Return each line of the records below verbatim, leaving out the pictures.
-- begin Exercise data --
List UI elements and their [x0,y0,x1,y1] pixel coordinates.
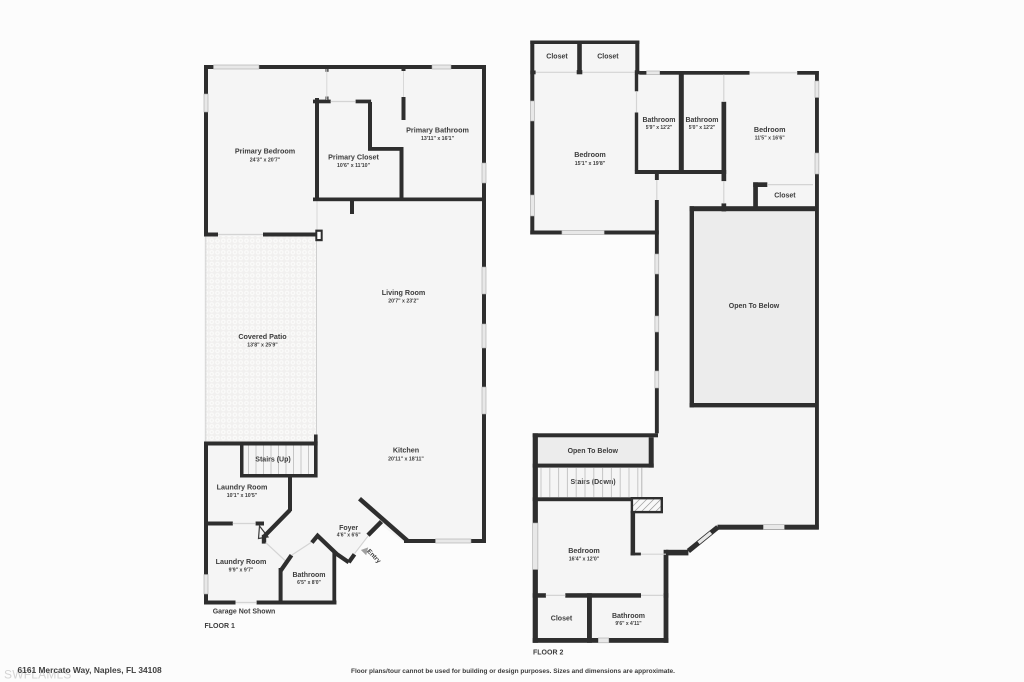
svg-text:Bedroom: Bedroom [568,546,600,555]
svg-text:5'9" x 12'2": 5'9" x 12'2" [646,125,673,131]
svg-text:Foyer: Foyer [339,525,358,532]
svg-text:Bathroom: Bathroom [292,572,325,579]
svg-text:Stairs (Up): Stairs (Up) [255,457,290,464]
svg-text:Primary Bedroom: Primary Bedroom [235,147,295,156]
svg-text:Closet: Closet [597,54,619,61]
svg-text:Open To Below: Open To Below [729,303,780,310]
svg-text:Bathroom: Bathroom [685,117,718,124]
svg-text:9'9" x 9'7": 9'9" x 9'7" [229,567,254,573]
svg-text:5'0" x 12'2": 5'0" x 12'2" [689,125,716,131]
svg-text:11'5" x 16'6": 11'5" x 16'6" [755,136,786,142]
svg-text:Closet: Closet [546,54,568,61]
svg-text:Bathroom: Bathroom [612,613,645,620]
svg-text:Open To Below: Open To Below [568,448,619,455]
svg-text:Laundry Room: Laundry Room [216,557,267,566]
svg-text:Covered Patio: Covered Patio [238,332,287,341]
svg-text:13'11" x 16'1": 13'11" x 16'1" [421,136,455,142]
svg-text:6'5" x 8'0": 6'5" x 8'0" [297,580,321,586]
svg-text:Garage Not Shown: Garage Not Shown [213,609,276,616]
svg-text:Bedroom: Bedroom [754,125,786,134]
svg-text:Living Room: Living Room [382,288,426,297]
svg-text:10'6" x 11'10": 10'6" x 11'10" [337,163,371,169]
svg-text:Stairs (Down): Stairs (Down) [570,479,615,486]
svg-text:13'8" x 25'9": 13'8" x 25'9" [247,342,278,348]
svg-text:Primary Bathroom: Primary Bathroom [406,126,469,135]
svg-text:4'6" x 6'6": 4'6" x 6'6" [337,533,361,539]
svg-text:20'7" x 23'2": 20'7" x 23'2" [388,298,419,304]
svg-text:9'6" x 4'11": 9'6" x 4'11" [615,621,642,627]
svg-text:15'1" x 19'8": 15'1" x 19'8" [575,161,606,167]
svg-text:24'3" x 20'7": 24'3" x 20'7" [250,158,281,164]
svg-text:6161 Mercato Way, Naples, FL 3: 6161 Mercato Way, Naples, FL 34108 [18,665,162,675]
svg-text:FLOOR 2: FLOOR 2 [533,650,563,657]
svg-text:Primary Closet: Primary Closet [328,153,379,162]
svg-text:Kitchen: Kitchen [393,446,419,455]
svg-text:Closet: Closet [551,616,573,623]
svg-text:Laundry Room: Laundry Room [217,483,268,492]
svg-text:20'11" x 18'11": 20'11" x 18'11" [388,457,424,463]
svg-text:10'1" x 10'5": 10'1" x 10'5" [227,493,258,499]
svg-text:Bathroom: Bathroom [642,117,675,124]
svg-text:FLOOR 1: FLOOR 1 [205,623,235,630]
svg-text:Bedroom: Bedroom [574,150,606,159]
svg-text:16'4" x 12'0": 16'4" x 12'0" [569,556,600,562]
svg-text:Floor plans/tour cannot be use: Floor plans/tour cannot be used for buil… [351,668,675,675]
svg-text:Closet: Closet [774,192,796,199]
-- end Exercise data --
Result of this exercise:
List UI elements and their [x0,y0,x1,y1] pixel coordinates.
svg-text:Bedroom: Bedroom [568,546,600,555]
svg-text:5'9" x 12'2": 5'9" x 12'2" [646,125,673,131]
svg-text:Foyer: Foyer [339,525,358,532]
svg-text:Bathroom: Bathroom [292,572,325,579]
svg-text:Stairs (Up): Stairs (Up) [255,457,290,464]
svg-text:Primary Bedroom: Primary Bedroom [235,147,295,156]
svg-text:Closet: Closet [597,54,619,61]
svg-text:Open To Below: Open To Below [729,303,780,310]
svg-text:Bathroom: Bathroom [685,117,718,124]
svg-text:9'9" x 9'7": 9'9" x 9'7" [229,567,254,573]
svg-text:5'0" x 12'2": 5'0" x 12'2" [689,125,716,131]
svg-text:11'5" x 16'6": 11'5" x 16'6" [755,136,786,142]
svg-text:Closet: Closet [546,54,568,61]
svg-text:Bathroom: Bathroom [612,613,645,620]
svg-text:Open To Below: Open To Below [568,448,619,455]
svg-text:Laundry Room: Laundry Room [216,557,267,566]
svg-text:Covered Patio: Covered Patio [238,332,287,341]
svg-text:13'11" x 16'1": 13'11" x 16'1" [421,136,455,142]
svg-text:6'5" x 8'0": 6'5" x 8'0" [297,580,321,586]
svg-text:Garage Not Shown: Garage Not Shown [213,609,276,616]
svg-text:Bedroom: Bedroom [754,125,786,134]
svg-text:Living Room: Living Room [382,288,426,297]
svg-text:10'6" x 11'10": 10'6" x 11'10" [337,163,371,169]
svg-text:Stairs (Down): Stairs (Down) [570,479,615,486]
svg-text:13'8" x 25'9": 13'8" x 25'9" [247,342,278,348]
svg-text:Primary Bathroom: Primary Bathroom [406,126,469,135]
svg-text:4'6" x 6'6": 4'6" x 6'6" [337,533,361,539]
svg-text:20'7" x 23'2": 20'7" x 23'2" [388,298,419,304]
svg-text:9'6" x 4'11": 9'6" x 4'11" [615,621,642,627]
svg-text:15'1" x 19'8": 15'1" x 19'8" [575,161,606,167]
svg-text:24'3" x 20'7": 24'3" x 20'7" [250,158,281,164]
svg-text:6161 Mercato Way, Naples, FL 3: 6161 Mercato Way, Naples, FL 34108 [18,665,162,675]
svg-text:FLOOR 2: FLOOR 2 [533,650,563,657]
svg-text:Primary Closet: Primary Closet [328,153,379,162]
svg-text:Kitchen: Kitchen [393,446,419,455]
svg-text:Closet: Closet [551,616,573,623]
svg-text:Laundry Room: Laundry Room [217,483,268,492]
svg-text:20'11" x 18'11": 20'11" x 18'11" [388,457,424,463]
svg-text:10'1" x 10'5": 10'1" x 10'5" [227,493,258,499]
svg-text:Bathroom: Bathroom [642,117,675,124]
svg-text:FLOOR 1: FLOOR 1 [205,623,235,630]
svg-text:Bedroom: Bedroom [574,150,606,159]
svg-text:16'4" x 12'0": 16'4" x 12'0" [569,556,600,562]
svg-text:Floor plans/tour cannot be use: Floor plans/tour cannot be used for buil… [351,668,675,675]
svg-text:Closet: Closet [774,192,796,199]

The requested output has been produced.